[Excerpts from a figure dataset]
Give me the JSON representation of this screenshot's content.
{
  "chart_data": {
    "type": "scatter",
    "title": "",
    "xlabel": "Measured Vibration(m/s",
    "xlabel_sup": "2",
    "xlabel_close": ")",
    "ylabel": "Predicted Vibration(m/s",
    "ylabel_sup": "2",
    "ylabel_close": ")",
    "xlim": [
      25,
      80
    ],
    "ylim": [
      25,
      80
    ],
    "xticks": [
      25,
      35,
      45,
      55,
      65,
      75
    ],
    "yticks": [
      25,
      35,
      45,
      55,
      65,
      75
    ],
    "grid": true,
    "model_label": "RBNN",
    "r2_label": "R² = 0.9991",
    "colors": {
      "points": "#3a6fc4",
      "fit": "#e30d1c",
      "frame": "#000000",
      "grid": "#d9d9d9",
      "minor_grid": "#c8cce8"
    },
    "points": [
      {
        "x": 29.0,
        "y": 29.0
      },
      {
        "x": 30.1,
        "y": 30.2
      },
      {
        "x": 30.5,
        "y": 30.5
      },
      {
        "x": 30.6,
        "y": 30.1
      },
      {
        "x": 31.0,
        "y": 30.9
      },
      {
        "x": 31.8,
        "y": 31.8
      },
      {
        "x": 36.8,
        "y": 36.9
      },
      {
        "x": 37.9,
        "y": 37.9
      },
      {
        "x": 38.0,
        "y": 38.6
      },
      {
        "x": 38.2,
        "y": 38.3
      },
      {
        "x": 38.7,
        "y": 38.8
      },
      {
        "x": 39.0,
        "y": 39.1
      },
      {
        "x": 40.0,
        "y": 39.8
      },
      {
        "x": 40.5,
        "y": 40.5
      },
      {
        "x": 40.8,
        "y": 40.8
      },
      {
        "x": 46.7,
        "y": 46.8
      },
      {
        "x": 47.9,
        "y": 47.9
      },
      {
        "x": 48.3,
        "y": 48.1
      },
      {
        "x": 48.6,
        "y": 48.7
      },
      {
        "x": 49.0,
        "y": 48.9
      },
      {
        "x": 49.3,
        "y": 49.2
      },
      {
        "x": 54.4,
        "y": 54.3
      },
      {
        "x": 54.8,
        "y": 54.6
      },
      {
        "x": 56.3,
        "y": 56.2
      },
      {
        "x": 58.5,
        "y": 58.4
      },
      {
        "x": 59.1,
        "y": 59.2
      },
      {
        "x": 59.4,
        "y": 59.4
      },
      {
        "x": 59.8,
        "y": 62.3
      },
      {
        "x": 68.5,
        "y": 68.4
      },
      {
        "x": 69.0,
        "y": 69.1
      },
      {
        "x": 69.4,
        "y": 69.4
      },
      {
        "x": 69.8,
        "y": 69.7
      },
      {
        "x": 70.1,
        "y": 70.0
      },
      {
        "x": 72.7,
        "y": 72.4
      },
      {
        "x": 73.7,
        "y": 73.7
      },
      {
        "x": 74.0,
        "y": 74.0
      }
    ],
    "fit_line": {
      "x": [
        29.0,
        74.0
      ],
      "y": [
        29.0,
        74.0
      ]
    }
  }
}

_What is needed_
Reproduce the entries above in full, verbatim.

_Full solution_
Give me the JSON representation of this screenshot's content.
{
  "chart_data": {
    "type": "scatter",
    "title": "",
    "xlabel": "Measured Vibration(m/s",
    "xlabel_sup": "2",
    "xlabel_close": ")",
    "ylabel": "Predicted Vibration(m/s",
    "ylabel_sup": "2",
    "ylabel_close": ")",
    "xlim": [
      25,
      80
    ],
    "ylim": [
      25,
      80
    ],
    "xticks": [
      25,
      35,
      45,
      55,
      65,
      75
    ],
    "yticks": [
      25,
      35,
      45,
      55,
      65,
      75
    ],
    "grid": true,
    "model_label": "RBNN",
    "r2_label": "R² = 0.9991",
    "colors": {
      "points": "#3a6fc4",
      "fit": "#e30d1c",
      "frame": "#000000",
      "grid": "#d9d9d9",
      "minor_grid": "#c8cce8"
    },
    "points": [
      {
        "x": 29.0,
        "y": 29.0
      },
      {
        "x": 30.1,
        "y": 30.2
      },
      {
        "x": 30.5,
        "y": 30.5
      },
      {
        "x": 30.6,
        "y": 30.1
      },
      {
        "x": 31.0,
        "y": 30.9
      },
      {
        "x": 31.8,
        "y": 31.8
      },
      {
        "x": 36.8,
        "y": 36.9
      },
      {
        "x": 37.9,
        "y": 37.9
      },
      {
        "x": 38.0,
        "y": 38.6
      },
      {
        "x": 38.2,
        "y": 38.3
      },
      {
        "x": 38.7,
        "y": 38.8
      },
      {
        "x": 39.0,
        "y": 39.1
      },
      {
        "x": 40.0,
        "y": 39.8
      },
      {
        "x": 40.5,
        "y": 40.5
      },
      {
        "x": 40.8,
        "y": 40.8
      },
      {
        "x": 46.7,
        "y": 46.8
      },
      {
        "x": 47.9,
        "y": 47.9
      },
      {
        "x": 48.3,
        "y": 48.1
      },
      {
        "x": 48.6,
        "y": 48.7
      },
      {
        "x": 49.0,
        "y": 48.9
      },
      {
        "x": 49.3,
        "y": 49.2
      },
      {
        "x": 54.4,
        "y": 54.3
      },
      {
        "x": 54.8,
        "y": 54.6
      },
      {
        "x": 56.3,
        "y": 56.2
      },
      {
        "x": 58.5,
        "y": 58.4
      },
      {
        "x": 59.1,
        "y": 59.2
      },
      {
        "x": 59.4,
        "y": 59.4
      },
      {
        "x": 59.8,
        "y": 62.3
      },
      {
        "x": 68.5,
        "y": 68.4
      },
      {
        "x": 69.0,
        "y": 69.1
      },
      {
        "x": 69.4,
        "y": 69.4
      },
      {
        "x": 69.8,
        "y": 69.7
      },
      {
        "x": 70.1,
        "y": 70.0
      },
      {
        "x": 72.7,
        "y": 72.4
      },
      {
        "x": 73.7,
        "y": 73.7
      },
      {
        "x": 74.0,
        "y": 74.0
      }
    ],
    "fit_line": {
      "x": [
        29.0,
        74.0
      ],
      "y": [
        29.0,
        74.0
      ]
    }
  }
}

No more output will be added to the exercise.